### What to produce
Gather up every line that includes the string "Init".

----------

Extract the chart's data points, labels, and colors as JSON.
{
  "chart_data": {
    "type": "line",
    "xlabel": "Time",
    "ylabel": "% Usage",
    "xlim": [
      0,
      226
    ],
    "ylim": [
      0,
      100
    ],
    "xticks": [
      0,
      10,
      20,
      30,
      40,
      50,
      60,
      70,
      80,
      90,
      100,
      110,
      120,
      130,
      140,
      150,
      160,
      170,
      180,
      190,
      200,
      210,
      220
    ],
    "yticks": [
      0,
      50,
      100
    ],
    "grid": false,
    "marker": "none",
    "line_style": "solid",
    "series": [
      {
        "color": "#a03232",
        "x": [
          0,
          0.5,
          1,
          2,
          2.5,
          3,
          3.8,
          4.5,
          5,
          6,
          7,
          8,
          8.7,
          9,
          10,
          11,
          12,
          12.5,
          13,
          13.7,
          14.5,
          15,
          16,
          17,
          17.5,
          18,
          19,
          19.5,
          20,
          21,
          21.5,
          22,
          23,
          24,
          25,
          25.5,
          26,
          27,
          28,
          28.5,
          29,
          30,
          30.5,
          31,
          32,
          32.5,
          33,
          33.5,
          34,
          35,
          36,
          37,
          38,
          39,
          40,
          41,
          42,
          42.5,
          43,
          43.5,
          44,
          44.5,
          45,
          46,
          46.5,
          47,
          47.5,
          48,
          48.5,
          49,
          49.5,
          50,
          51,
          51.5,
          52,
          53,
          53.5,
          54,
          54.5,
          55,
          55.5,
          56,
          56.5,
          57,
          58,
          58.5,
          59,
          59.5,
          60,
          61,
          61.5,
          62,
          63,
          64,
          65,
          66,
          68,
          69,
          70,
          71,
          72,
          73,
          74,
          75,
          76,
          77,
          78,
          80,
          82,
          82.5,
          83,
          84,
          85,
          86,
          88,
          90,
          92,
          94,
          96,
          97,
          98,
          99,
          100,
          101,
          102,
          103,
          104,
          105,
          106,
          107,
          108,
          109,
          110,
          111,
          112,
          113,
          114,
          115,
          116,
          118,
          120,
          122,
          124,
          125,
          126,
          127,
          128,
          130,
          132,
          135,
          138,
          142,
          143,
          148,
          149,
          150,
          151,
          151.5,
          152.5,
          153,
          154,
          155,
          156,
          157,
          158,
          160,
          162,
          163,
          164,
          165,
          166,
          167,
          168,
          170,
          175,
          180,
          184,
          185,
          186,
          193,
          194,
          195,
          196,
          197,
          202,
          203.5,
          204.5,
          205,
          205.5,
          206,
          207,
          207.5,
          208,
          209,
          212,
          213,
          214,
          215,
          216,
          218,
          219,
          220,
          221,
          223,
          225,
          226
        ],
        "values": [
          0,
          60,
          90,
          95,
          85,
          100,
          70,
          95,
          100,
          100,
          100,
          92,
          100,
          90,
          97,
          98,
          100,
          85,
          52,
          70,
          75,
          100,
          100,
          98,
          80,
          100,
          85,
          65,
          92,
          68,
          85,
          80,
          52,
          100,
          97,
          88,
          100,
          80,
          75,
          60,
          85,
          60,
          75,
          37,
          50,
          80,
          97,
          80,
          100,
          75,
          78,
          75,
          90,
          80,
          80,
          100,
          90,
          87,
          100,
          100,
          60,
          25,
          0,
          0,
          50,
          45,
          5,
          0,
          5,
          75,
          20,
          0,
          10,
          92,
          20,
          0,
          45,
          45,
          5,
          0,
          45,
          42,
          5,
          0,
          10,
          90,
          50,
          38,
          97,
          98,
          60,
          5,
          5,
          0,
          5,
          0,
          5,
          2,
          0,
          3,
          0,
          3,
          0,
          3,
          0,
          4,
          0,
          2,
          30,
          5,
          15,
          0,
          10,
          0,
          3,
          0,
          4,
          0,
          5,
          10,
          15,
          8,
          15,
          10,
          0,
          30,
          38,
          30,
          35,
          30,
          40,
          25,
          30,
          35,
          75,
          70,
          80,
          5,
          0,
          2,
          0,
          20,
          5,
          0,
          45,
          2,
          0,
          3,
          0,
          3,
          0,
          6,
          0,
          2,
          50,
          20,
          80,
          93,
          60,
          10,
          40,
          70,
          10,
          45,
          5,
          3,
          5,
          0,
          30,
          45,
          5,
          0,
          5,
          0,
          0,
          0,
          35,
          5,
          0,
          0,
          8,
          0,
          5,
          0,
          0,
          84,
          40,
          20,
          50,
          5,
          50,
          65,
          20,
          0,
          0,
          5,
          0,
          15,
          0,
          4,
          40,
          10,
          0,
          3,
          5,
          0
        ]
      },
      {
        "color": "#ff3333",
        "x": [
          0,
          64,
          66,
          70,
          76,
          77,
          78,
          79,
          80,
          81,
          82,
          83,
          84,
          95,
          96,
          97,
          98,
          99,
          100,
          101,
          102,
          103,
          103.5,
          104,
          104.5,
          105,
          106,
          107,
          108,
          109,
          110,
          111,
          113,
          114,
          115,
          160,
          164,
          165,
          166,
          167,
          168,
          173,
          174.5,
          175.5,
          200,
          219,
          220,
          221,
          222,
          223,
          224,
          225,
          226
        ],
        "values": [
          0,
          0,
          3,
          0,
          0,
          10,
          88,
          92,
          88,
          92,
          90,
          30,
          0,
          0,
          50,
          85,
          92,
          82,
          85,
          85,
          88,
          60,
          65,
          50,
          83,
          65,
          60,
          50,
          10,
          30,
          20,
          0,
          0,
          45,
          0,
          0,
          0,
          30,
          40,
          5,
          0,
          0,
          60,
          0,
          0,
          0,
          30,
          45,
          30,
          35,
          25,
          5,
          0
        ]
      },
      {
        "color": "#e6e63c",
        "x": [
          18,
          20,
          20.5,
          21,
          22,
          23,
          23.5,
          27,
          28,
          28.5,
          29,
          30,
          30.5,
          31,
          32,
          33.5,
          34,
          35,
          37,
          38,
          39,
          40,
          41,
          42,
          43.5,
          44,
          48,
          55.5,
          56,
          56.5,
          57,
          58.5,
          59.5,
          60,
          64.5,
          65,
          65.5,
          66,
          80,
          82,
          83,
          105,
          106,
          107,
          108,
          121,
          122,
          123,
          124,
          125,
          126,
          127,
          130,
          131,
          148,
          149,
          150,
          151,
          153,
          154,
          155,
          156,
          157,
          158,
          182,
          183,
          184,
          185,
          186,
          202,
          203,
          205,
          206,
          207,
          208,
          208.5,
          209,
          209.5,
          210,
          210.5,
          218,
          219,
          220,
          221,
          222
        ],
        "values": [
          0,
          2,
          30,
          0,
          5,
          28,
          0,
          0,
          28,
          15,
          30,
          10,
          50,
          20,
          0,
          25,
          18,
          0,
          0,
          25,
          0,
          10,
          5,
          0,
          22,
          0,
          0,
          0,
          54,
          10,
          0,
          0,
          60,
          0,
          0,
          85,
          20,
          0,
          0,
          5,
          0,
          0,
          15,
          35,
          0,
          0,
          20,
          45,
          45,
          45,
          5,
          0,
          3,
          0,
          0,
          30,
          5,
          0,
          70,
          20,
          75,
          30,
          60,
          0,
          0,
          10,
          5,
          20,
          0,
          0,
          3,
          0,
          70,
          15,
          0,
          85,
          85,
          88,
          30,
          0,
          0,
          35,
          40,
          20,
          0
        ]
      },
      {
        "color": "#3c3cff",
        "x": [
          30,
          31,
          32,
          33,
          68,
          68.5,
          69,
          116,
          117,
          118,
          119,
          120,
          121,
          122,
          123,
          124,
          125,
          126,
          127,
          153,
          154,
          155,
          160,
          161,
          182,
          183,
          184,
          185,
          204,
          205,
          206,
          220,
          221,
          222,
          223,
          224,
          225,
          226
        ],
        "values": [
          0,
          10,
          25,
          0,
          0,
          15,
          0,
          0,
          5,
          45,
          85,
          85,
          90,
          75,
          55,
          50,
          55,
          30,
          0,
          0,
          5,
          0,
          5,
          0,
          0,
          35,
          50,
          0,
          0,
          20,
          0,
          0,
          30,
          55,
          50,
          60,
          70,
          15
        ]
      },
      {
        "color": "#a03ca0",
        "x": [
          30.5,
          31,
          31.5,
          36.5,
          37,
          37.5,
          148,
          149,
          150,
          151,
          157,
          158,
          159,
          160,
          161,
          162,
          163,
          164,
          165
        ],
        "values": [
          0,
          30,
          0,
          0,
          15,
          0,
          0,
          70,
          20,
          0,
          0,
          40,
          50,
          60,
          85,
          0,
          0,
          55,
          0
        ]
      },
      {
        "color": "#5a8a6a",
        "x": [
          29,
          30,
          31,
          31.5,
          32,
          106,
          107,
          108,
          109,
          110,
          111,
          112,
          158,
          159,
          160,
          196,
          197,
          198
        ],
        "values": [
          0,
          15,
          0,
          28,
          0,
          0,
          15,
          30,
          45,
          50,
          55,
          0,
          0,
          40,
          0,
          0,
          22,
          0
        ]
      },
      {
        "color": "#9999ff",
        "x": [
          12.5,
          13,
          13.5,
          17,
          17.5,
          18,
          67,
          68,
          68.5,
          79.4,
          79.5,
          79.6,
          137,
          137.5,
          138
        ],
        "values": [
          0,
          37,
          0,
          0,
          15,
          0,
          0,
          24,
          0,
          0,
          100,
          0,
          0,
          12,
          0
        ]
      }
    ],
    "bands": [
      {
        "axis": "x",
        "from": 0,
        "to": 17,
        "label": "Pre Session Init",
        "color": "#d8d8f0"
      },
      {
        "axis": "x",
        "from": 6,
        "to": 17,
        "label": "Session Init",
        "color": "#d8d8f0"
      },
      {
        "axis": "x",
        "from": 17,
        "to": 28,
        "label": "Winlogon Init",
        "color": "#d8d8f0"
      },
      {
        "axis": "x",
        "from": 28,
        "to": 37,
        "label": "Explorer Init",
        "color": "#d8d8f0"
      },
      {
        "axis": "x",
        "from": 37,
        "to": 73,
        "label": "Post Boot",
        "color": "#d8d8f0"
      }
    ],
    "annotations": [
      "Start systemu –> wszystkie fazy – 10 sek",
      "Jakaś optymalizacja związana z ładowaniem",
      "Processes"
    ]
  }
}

----------

### Written response
        "label": "Pre Session Init",
        "label": "Session Init",
        "label": "Winlogon Init",
        "label": "Explorer Init",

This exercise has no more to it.